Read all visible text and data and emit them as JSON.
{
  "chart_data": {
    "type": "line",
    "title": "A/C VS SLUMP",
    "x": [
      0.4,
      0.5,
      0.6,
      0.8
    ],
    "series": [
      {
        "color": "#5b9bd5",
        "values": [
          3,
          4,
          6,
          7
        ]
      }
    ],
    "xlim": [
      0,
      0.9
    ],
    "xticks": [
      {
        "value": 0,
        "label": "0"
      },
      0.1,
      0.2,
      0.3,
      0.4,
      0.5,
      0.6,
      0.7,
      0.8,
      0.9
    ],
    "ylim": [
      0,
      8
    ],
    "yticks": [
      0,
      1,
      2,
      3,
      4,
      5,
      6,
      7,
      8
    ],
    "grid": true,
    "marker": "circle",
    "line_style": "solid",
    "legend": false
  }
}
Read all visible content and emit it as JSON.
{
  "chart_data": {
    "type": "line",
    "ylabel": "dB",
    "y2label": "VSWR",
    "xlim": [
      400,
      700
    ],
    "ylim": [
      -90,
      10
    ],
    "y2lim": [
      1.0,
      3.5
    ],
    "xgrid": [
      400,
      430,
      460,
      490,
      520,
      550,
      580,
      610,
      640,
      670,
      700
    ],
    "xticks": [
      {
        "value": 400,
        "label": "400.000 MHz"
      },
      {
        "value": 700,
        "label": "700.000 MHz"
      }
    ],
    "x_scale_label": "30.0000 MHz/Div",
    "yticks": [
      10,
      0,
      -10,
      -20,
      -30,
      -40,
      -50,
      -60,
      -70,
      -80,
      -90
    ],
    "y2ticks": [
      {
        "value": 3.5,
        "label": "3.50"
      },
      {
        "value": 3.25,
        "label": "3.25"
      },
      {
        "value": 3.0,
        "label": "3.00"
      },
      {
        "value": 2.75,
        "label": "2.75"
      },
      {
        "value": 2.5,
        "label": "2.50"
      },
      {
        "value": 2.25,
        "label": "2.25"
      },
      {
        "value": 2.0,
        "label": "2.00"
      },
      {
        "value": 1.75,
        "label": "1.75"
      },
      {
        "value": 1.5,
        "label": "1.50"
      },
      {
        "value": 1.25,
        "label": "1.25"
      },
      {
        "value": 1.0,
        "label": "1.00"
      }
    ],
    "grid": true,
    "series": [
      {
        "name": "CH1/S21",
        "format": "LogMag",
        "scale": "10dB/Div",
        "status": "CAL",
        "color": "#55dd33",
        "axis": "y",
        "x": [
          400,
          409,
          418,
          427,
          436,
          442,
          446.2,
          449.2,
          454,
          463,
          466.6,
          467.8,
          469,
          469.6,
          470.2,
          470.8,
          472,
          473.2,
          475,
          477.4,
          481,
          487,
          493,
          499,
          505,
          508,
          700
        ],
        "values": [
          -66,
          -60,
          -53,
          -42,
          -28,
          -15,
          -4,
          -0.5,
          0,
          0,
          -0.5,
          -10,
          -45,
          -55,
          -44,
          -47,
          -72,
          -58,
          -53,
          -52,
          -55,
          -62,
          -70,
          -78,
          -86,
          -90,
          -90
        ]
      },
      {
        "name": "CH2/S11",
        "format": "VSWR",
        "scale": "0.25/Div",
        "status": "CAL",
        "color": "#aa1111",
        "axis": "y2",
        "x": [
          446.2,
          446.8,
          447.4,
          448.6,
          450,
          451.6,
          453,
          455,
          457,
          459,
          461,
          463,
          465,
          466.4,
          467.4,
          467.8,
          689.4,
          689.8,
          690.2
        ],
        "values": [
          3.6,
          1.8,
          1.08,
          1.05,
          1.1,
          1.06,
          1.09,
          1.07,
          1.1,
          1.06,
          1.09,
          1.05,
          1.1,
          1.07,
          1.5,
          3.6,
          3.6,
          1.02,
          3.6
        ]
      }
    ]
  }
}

▶ _Problem requirements_
Write out the records shown above, exactly as they appear.

▶ _Correct response_
Read all visible text and data and emit them as JSON.
{
  "chart_data": {
    "type": "line",
    "title": "A/C VS SLUMP",
    "x": [
      0.4,
      0.5,
      0.6,
      0.8
    ],
    "series": [
      {
        "color": "#5b9bd5",
        "values": [
          3,
          4,
          6,
          7
        ]
      }
    ],
    "xlim": [
      0,
      0.9
    ],
    "xticks": [
      {
        "value": 0,
        "label": "0"
      },
      0.1,
      0.2,
      0.3,
      0.4,
      0.5,
      0.6,
      0.7,
      0.8,
      0.9
    ],
    "ylim": [
      0,
      8
    ],
    "yticks": [
      0,
      1,
      2,
      3,
      4,
      5,
      6,
      7,
      8
    ],
    "grid": true,
    "marker": "circle",
    "line_style": "solid",
    "legend": false
  }
}
Read all visible content and emit it as JSON.
{
  "chart_data": {
    "type": "line",
    "ylabel": "dB",
    "y2label": "VSWR",
    "xlim": [
      400,
      700
    ],
    "ylim": [
      -90,
      10
    ],
    "y2lim": [
      1.0,
      3.5
    ],
    "xgrid": [
      400,
      430,
      460,
      490,
      520,
      550,
      580,
      610,
      640,
      670,
      700
    ],
    "xticks": [
      {
        "value": 400,
        "label": "400.000 MHz"
      },
      {
        "value": 700,
        "label": "700.000 MHz"
      }
    ],
    "x_scale_label": "30.0000 MHz/Div",
    "yticks": [
      10,
      0,
      -10,
      -20,
      -30,
      -40,
      -50,
      -60,
      -70,
      -80,
      -90
    ],
    "y2ticks": [
      {
        "value": 3.5,
        "label": "3.50"
      },
      {
        "value": 3.25,
        "label": "3.25"
      },
      {
        "value": 3.0,
        "label": "3.00"
      },
      {
        "value": 2.75,
        "label": "2.75"
      },
      {
        "value": 2.5,
        "label": "2.50"
      },
      {
        "value": 2.25,
        "label": "2.25"
      },
      {
        "value": 2.0,
        "label": "2.00"
      },
      {
        "value": 1.75,
        "label": "1.75"
      },
      {
        "value": 1.5,
        "label": "1.50"
      },
      {
        "value": 1.25,
        "label": "1.25"
      },
      {
        "value": 1.0,
        "label": "1.00"
      }
    ],
    "grid": true,
    "series": [
      {
        "name": "CH1/S21",
        "format": "LogMag",
        "scale": "10dB/Div",
        "status": "CAL",
        "color": "#55dd33",
        "axis": "y",
        "x": [
          400,
          409,
          418,
          427,
          436,
          442,
          446.2,
          449.2,
          454,
          463,
          466.6,
          467.8,
          469,
          469.6,
          470.2,
          470.8,
          472,
          473.2,
          475,
          477.4,
          481,
          487,
          493,
          499,
          505,
          508,
          700
        ],
        "values": [
          -66,
          -60,
          -53,
          -42,
          -28,
          -15,
          -4,
          -0.5,
          0,
          0,
          -0.5,
          -10,
          -45,
          -55,
          -44,
          -47,
          -72,
          -58,
          -53,
          -52,
          -55,
          -62,
          -70,
          -78,
          -86,
          -90,
          -90
        ]
      },
      {
        "name": "CH2/S11",
        "format": "VSWR",
        "scale": "0.25/Div",
        "status": "CAL",
        "color": "#aa1111",
        "axis": "y2",
        "x": [
          446.2,
          446.8,
          447.4,
          448.6,
          450,
          451.6,
          453,
          455,
          457,
          459,
          461,
          463,
          465,
          466.4,
          467.4,
          467.8,
          689.4,
          689.8,
          690.2
        ],
        "values": [
          3.6,
          1.8,
          1.08,
          1.05,
          1.1,
          1.06,
          1.09,
          1.07,
          1.1,
          1.06,
          1.09,
          1.05,
          1.1,
          1.07,
          1.5,
          3.6,
          3.6,
          1.02,
          3.6
        ]
      }
    ]
  }
}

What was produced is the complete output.